◆ ACTIVITY:
Return a word-for-word copy of the complete listing below.

-- Opening Marker --

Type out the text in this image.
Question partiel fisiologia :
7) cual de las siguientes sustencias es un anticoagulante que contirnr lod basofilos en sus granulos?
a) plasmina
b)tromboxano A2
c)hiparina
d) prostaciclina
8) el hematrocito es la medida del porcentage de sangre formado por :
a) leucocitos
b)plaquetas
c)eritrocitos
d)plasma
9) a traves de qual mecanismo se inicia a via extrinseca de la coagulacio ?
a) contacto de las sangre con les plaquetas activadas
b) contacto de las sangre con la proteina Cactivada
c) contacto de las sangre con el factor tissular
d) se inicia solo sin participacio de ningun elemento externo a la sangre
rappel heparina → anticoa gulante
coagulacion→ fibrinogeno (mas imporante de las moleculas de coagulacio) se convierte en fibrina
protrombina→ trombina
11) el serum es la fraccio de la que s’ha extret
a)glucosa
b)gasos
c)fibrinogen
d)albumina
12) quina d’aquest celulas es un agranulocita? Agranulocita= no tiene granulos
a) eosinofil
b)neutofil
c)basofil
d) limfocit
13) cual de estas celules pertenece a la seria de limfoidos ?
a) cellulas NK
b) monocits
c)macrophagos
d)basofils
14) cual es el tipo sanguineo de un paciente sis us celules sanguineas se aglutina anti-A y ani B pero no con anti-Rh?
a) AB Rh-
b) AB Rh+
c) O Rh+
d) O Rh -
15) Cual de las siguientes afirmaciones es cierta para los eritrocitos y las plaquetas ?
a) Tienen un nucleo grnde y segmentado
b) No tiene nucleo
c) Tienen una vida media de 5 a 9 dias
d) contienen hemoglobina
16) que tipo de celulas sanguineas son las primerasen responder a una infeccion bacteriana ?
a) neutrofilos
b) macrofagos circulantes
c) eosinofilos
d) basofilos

-- Closing Marker --

◆ ANSWER SECTION:
Type out the text in this image.
Question partiel fisiologia :
7) cual de las siguientes sustencias es un anticoagulante que contirnr lod basofilos en sus granulos?
a) plasmina
b)tromboxano A2
c)hiparina
d) prostaciclina
8) el hematrocito es la medida del porcentage de sangre formado por :
a) leucocitos
b)plaquetas
c)eritrocitos
d)plasma
9) a traves de qual mecanismo se inicia a via extrinseca de la coagulacio ?
a) contacto de las sangre con les plaquetas activadas
b) contacto de las sangre con la proteina Cactivada
c) contacto de las sangre con el factor tissular
d) se inicia solo sin participacio de ningun elemento externo a la sangre
rappel heparina → anticoa gulante
coagulacion→ fibrinogeno (mas imporante de las moleculas de coagulacio) se convierte en fibrina
protrombina→ trombina
11) el serum es la fraccio de la que s’ha extret
a)glucosa
b)gasos
c)fibrinogen
d)albumina
12) quina d’aquest celulas es un agranulocita? Agranulocita= no tiene granulos
a) eosinofil
b)neutofil
c)basofil
d) limfocit
13) cual de estas celules pertenece a la seria de limfoidos ?
a) cellulas NK
b) monocits
c)macrophagos
d)basofils
14) cual es el tipo sanguineo de un paciente sis us celules sanguineas se aglutina anti-A y ani B pero no con anti-Rh?
a) AB Rh-
b) AB Rh+
c) O Rh+
d) O Rh -
15) Cual de las siguientes afirmaciones es cierta para los eritrocitos y las plaquetas ?
a) Tienen un nucleo grnde y segmentado
b) No tiene nucleo
c) Tienen una vida media de 5 a 9 dias
d) contienen hemoglobina
16) que tipo de celulas sanguineas son las primerasen responder a una infeccion bacteriana ?
a) neutrofilos
b) macrofagos circulantes
c) eosinofilos
d) basofilos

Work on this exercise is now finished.